Task → Work out how many lines in the entries below include the word "JSON". Give nothing but the number.

Stored data →
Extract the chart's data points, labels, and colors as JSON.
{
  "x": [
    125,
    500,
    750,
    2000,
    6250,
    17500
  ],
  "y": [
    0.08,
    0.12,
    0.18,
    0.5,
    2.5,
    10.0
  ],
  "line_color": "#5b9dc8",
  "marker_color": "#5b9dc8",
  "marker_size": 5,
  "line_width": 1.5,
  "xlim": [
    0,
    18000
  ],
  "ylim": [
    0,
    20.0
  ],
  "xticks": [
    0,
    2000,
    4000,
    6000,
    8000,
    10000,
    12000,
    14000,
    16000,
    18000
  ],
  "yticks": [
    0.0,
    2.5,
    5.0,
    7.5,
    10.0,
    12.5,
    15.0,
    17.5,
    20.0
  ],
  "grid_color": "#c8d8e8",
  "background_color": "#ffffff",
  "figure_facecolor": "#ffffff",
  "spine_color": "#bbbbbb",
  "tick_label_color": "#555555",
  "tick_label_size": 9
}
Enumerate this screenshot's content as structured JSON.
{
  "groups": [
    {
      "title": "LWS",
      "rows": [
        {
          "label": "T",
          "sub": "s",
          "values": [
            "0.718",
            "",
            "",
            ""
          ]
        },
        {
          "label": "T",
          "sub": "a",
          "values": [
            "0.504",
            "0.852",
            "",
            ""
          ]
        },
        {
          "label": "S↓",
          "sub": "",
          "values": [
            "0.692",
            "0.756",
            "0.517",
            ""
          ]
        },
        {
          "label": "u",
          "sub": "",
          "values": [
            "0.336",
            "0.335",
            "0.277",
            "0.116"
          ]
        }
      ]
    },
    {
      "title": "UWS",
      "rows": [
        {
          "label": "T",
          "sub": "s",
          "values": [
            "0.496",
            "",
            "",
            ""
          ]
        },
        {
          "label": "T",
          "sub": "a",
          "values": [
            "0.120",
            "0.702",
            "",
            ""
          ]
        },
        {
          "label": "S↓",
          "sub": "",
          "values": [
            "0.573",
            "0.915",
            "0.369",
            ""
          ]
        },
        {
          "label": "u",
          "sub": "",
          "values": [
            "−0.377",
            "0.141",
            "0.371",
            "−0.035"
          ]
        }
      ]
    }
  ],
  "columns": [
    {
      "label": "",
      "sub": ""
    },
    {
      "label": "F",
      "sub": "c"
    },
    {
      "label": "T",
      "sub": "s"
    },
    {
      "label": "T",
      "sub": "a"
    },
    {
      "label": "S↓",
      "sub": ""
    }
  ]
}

The output → 2